WHAT THE TASK REQUIRES
Identify every line in the records below that contains the word "start", and copy each of those lines.

Records about charts and figures:
┄┄┄┄┄┄┄┄┄┄┄┄┄┄┄┄┄┄┄┄
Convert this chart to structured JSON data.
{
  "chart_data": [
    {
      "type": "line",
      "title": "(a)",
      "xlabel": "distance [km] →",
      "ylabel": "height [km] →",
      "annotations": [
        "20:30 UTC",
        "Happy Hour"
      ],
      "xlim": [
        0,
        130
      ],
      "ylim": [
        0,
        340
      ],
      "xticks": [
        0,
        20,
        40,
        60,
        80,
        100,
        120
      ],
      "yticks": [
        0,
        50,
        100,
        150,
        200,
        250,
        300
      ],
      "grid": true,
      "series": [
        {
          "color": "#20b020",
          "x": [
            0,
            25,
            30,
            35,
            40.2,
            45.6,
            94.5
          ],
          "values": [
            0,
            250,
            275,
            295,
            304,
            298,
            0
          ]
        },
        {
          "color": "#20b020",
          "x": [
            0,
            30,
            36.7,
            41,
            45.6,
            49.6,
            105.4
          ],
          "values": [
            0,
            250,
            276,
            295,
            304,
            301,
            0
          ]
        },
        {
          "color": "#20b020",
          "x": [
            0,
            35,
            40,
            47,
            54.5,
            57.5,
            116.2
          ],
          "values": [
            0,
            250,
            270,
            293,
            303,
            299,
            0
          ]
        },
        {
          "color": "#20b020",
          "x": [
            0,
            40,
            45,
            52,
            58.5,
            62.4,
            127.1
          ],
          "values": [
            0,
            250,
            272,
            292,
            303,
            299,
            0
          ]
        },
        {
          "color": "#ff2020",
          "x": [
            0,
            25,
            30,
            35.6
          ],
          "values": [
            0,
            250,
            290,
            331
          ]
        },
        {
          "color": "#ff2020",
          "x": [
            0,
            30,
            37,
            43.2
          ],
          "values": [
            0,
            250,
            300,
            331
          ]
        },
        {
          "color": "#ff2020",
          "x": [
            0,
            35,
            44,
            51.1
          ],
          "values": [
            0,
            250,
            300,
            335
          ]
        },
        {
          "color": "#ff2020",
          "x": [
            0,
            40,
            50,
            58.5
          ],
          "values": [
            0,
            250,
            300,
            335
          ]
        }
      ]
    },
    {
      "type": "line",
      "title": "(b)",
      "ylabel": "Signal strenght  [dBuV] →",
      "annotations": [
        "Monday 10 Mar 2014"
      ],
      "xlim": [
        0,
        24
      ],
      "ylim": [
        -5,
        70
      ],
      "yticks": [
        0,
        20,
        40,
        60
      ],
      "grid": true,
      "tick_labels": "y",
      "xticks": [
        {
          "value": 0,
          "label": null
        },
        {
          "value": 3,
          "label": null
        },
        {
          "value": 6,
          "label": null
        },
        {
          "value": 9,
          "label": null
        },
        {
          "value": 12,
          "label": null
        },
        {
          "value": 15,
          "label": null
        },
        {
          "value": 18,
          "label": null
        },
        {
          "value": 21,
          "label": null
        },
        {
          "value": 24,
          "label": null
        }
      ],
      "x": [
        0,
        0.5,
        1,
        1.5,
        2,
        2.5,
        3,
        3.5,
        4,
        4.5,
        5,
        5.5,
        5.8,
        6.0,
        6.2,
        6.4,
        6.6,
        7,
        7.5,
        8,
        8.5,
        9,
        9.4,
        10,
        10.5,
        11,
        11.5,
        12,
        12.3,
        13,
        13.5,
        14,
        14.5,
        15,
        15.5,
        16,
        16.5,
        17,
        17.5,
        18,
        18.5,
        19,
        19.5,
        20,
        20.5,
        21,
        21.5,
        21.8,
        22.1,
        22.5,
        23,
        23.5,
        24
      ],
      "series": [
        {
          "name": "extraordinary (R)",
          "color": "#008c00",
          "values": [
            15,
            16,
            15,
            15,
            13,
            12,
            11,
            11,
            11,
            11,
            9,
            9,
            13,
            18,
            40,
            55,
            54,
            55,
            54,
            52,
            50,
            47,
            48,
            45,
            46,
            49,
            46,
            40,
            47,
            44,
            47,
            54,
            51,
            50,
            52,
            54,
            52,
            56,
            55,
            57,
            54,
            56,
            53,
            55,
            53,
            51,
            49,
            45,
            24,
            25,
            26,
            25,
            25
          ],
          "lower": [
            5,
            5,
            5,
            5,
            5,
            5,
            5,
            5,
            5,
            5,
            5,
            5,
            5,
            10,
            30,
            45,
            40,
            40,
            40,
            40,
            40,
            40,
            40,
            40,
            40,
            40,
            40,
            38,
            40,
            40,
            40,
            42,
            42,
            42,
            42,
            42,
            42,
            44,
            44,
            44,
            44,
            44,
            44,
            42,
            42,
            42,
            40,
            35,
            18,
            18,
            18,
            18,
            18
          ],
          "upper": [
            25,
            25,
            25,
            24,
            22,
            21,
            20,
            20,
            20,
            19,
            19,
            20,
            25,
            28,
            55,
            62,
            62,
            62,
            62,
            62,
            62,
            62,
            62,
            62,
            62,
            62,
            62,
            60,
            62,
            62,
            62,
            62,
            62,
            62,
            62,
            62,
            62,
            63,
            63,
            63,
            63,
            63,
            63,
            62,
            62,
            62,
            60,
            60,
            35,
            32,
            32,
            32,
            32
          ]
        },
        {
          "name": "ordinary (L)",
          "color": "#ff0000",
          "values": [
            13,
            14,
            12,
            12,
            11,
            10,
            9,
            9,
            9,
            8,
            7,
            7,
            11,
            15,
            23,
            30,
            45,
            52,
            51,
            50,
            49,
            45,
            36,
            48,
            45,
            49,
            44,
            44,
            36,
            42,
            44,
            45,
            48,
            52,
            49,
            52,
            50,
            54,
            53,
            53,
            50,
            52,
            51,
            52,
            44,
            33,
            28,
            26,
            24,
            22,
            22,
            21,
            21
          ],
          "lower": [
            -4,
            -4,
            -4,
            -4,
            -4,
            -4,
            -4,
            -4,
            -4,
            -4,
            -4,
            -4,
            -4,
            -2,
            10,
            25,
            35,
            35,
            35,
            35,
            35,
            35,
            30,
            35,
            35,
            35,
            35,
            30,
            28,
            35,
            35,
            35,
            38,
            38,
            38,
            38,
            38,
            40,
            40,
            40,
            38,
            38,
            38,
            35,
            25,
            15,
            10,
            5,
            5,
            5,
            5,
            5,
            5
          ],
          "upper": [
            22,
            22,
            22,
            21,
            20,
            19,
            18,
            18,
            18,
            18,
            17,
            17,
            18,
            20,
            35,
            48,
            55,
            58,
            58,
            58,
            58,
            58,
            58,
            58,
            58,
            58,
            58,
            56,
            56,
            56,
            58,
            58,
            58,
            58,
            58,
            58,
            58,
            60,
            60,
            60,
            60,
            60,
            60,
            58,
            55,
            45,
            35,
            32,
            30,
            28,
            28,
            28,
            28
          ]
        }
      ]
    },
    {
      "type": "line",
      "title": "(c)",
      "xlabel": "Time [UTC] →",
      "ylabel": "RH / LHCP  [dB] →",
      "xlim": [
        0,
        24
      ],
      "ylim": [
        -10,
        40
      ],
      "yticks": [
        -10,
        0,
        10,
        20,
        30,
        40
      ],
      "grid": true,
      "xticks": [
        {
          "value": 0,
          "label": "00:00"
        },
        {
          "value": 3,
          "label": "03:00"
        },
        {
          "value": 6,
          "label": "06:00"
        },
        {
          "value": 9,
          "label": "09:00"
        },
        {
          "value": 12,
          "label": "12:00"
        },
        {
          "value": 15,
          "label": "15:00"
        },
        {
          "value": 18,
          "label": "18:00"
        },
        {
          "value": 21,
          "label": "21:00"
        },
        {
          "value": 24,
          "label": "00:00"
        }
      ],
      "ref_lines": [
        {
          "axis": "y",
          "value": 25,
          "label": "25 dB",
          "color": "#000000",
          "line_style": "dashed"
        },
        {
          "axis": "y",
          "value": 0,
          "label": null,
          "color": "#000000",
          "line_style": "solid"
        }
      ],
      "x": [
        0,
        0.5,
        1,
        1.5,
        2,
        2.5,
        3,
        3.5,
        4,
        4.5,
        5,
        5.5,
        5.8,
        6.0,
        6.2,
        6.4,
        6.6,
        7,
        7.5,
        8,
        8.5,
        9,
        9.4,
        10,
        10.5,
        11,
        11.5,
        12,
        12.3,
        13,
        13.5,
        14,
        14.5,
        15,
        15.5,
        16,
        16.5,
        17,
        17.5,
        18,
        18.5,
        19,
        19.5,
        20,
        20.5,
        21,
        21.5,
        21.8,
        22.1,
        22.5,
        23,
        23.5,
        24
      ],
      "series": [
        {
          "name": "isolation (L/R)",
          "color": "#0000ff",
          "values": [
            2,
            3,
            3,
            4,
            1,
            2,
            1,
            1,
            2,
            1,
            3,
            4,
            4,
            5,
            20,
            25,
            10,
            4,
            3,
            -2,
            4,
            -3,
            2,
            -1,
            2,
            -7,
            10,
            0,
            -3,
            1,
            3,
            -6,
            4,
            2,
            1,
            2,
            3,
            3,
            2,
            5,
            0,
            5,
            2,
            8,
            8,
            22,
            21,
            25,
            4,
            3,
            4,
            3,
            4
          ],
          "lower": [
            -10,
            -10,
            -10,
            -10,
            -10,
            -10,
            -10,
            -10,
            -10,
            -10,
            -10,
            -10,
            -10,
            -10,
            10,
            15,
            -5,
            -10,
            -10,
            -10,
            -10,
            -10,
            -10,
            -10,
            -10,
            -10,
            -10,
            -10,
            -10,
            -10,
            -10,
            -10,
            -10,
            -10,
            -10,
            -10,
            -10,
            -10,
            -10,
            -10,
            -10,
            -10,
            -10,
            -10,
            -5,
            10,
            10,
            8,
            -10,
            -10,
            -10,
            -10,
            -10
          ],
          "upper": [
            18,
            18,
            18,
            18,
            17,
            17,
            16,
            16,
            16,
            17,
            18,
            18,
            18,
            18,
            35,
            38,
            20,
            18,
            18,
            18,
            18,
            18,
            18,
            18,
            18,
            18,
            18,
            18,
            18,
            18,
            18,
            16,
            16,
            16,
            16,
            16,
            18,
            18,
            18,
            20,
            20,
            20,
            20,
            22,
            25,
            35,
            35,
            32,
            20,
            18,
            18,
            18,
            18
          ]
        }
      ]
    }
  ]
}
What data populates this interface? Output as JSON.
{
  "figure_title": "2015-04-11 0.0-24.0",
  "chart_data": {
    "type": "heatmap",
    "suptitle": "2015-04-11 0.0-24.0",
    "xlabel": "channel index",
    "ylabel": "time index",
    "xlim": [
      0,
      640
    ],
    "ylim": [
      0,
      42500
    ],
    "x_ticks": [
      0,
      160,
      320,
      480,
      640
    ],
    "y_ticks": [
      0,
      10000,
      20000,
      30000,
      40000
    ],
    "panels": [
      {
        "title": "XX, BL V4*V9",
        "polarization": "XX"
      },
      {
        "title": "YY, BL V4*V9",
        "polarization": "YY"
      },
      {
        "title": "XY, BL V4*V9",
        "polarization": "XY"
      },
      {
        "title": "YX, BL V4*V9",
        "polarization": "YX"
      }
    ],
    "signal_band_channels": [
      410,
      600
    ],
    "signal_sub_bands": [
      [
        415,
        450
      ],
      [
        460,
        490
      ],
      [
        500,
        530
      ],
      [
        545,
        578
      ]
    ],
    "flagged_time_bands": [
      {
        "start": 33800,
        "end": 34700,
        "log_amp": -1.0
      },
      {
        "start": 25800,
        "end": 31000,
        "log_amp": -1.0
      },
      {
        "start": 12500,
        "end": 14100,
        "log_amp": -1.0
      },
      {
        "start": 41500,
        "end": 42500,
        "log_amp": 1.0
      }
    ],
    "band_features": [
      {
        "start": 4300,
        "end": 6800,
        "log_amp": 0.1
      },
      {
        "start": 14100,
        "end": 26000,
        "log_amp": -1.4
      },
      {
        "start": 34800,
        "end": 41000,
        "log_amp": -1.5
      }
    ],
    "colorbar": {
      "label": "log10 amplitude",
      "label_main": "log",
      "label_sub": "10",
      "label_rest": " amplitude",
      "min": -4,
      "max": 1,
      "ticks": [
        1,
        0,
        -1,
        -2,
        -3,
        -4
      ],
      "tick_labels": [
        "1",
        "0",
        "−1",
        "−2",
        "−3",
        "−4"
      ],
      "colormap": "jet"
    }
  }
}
┄┄┄┄┄┄┄┄┄┄┄┄┄┄┄┄┄┄┄┄
RESPONSE TO THIS TASK
        "start": 33800,
        "start": 25800,
        "start": 12500,
        "start": 41500,
        "start": 4300,
        "start": 14100,
        "start": 34800,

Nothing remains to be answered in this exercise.